* _TASK TO COMPLETE_: Copy the following entries word for word, keeping every line unchanged.
____
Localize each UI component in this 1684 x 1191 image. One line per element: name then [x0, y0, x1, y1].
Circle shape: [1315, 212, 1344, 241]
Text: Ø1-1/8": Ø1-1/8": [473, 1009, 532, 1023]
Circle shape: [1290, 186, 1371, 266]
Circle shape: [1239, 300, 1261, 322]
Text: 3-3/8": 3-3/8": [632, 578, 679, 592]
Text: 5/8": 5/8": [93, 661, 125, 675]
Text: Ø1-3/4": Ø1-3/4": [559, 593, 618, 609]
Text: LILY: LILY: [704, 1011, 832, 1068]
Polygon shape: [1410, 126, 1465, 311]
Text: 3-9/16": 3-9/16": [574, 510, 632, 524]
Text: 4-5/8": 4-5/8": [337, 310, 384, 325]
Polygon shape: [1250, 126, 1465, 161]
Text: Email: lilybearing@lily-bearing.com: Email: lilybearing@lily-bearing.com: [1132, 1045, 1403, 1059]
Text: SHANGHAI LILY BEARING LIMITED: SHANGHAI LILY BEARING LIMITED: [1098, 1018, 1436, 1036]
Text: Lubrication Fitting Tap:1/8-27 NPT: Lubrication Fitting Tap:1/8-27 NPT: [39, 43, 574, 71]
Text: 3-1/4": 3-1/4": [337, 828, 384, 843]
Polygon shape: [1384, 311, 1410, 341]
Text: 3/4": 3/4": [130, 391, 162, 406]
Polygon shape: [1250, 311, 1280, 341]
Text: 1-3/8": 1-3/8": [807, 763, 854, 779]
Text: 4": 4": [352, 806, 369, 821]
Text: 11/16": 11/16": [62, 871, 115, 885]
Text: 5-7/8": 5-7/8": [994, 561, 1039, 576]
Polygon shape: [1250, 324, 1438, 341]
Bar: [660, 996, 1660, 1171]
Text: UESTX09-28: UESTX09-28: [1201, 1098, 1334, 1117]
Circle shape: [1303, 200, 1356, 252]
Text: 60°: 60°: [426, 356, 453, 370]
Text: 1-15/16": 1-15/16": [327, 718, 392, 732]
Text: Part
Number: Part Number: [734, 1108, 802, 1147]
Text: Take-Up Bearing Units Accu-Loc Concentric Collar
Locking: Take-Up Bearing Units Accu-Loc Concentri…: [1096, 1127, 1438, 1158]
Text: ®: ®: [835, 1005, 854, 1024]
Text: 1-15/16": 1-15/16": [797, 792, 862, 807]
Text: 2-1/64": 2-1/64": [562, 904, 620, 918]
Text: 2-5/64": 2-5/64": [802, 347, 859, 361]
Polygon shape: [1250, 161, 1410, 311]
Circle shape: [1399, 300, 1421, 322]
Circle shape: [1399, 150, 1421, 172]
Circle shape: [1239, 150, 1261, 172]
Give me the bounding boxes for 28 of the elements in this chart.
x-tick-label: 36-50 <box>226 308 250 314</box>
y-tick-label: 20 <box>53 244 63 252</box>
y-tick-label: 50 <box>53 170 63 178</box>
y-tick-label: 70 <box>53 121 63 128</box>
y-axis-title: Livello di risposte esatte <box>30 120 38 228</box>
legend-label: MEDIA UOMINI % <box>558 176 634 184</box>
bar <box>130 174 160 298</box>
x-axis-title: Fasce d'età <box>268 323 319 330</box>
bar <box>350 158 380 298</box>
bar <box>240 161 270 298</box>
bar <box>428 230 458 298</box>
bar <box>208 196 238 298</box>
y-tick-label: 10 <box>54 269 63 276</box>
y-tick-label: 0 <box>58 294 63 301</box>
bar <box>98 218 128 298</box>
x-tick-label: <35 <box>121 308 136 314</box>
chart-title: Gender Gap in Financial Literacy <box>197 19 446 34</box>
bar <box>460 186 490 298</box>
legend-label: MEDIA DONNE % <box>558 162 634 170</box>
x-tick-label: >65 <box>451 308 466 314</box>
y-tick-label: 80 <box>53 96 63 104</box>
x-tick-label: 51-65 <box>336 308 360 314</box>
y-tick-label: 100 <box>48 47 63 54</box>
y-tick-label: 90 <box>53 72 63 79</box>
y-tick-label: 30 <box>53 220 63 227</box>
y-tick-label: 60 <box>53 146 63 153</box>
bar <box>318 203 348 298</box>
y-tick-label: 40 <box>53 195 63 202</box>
____
* _RESULT BELOW_:
Localize each UI component in this 1684 x 1191 image. One line per element: name then [x0, y0, x1, y1].
Circle shape: [1315, 212, 1344, 241]
Text: Ø1-1/8": Ø1-1/8": [473, 1009, 532, 1023]
Circle shape: [1290, 186, 1371, 266]
Circle shape: [1239, 300, 1261, 322]
Text: 3-3/8": 3-3/8": [632, 578, 679, 592]
Text: 5/8": 5/8": [93, 661, 125, 675]
Text: Ø1-3/4": Ø1-3/4": [559, 593, 618, 609]
Text: LILY: LILY: [704, 1011, 832, 1068]
Polygon shape: [1410, 126, 1465, 311]
Text: 3-9/16": 3-9/16": [574, 510, 632, 524]
Text: 4-5/8": 4-5/8": [337, 310, 384, 325]
Polygon shape: [1250, 126, 1465, 161]
Text: Email: lilybearing@lily-bearing.com: Email: lilybearing@lily-bearing.com: [1132, 1045, 1403, 1059]
Text: SHANGHAI LILY BEARING LIMITED: SHANGHAI LILY BEARING LIMITED: [1098, 1018, 1436, 1036]
Text: Lubrication Fitting Tap:1/8-27 NPT: Lubrication Fitting Tap:1/8-27 NPT: [39, 43, 574, 71]
Text: 3-1/4": 3-1/4": [337, 828, 384, 843]
Polygon shape: [1384, 311, 1410, 341]
Text: 3/4": 3/4": [130, 391, 162, 406]
Polygon shape: [1250, 311, 1280, 341]
Text: 1-3/8": 1-3/8": [807, 763, 854, 779]
Text: 4": 4": [352, 806, 369, 821]
Text: 11/16": 11/16": [62, 871, 115, 885]
Text: 5-7/8": 5-7/8": [994, 561, 1039, 576]
Polygon shape: [1250, 324, 1438, 341]
Bar: [660, 996, 1660, 1171]
Text: UESTX09-28: UESTX09-28: [1201, 1098, 1334, 1117]
Circle shape: [1303, 200, 1356, 252]
Text: 60°: 60°: [426, 356, 453, 370]
Text: 1-15/16": 1-15/16": [327, 718, 392, 732]
Text: Part
Number: Part Number: [734, 1108, 802, 1147]
Text: Take-Up Bearing Units Accu-Loc Concentric Collar
Locking: Take-Up Bearing Units Accu-Loc Concentri…: [1096, 1127, 1438, 1158]
Text: ®: ®: [835, 1005, 854, 1024]
Text: 1-15/16": 1-15/16": [797, 792, 862, 807]
Text: 2-1/64": 2-1/64": [562, 904, 620, 918]
Text: 2-5/64": 2-5/64": [802, 347, 859, 361]
Polygon shape: [1250, 161, 1410, 311]
Circle shape: [1399, 300, 1421, 322]
Circle shape: [1399, 150, 1421, 172]
Circle shape: [1239, 150, 1261, 172]
Give me the bounding boxes for 28 of the elements in this chart.
x-tick-label: 36-50 <box>226 308 250 314</box>
y-tick-label: 20 <box>53 244 63 252</box>
y-tick-label: 50 <box>53 170 63 178</box>
y-tick-label: 70 <box>53 121 63 128</box>
y-axis-title: Livello di risposte esatte <box>30 120 38 228</box>
legend-label: MEDIA UOMINI % <box>558 176 634 184</box>
bar <box>130 174 160 298</box>
x-axis-title: Fasce d'età <box>268 323 319 330</box>
bar <box>350 158 380 298</box>
bar <box>240 161 270 298</box>
bar <box>428 230 458 298</box>
bar <box>208 196 238 298</box>
y-tick-label: 10 <box>54 269 63 276</box>
y-tick-label: 0 <box>58 294 63 301</box>
bar <box>98 218 128 298</box>
x-tick-label: <35 <box>121 308 136 314</box>
chart-title: Gender Gap in Financial Literacy <box>197 19 446 34</box>
bar <box>460 186 490 298</box>
legend-label: MEDIA DONNE % <box>558 162 634 170</box>
x-tick-label: >65 <box>451 308 466 314</box>
y-tick-label: 80 <box>53 96 63 104</box>
x-tick-label: 51-65 <box>336 308 360 314</box>
y-tick-label: 100 <box>48 47 63 54</box>
y-tick-label: 90 <box>53 72 63 79</box>
y-tick-label: 30 <box>53 220 63 227</box>
y-tick-label: 60 <box>53 146 63 153</box>
bar <box>318 203 348 298</box>
y-tick-label: 40 <box>53 195 63 202</box>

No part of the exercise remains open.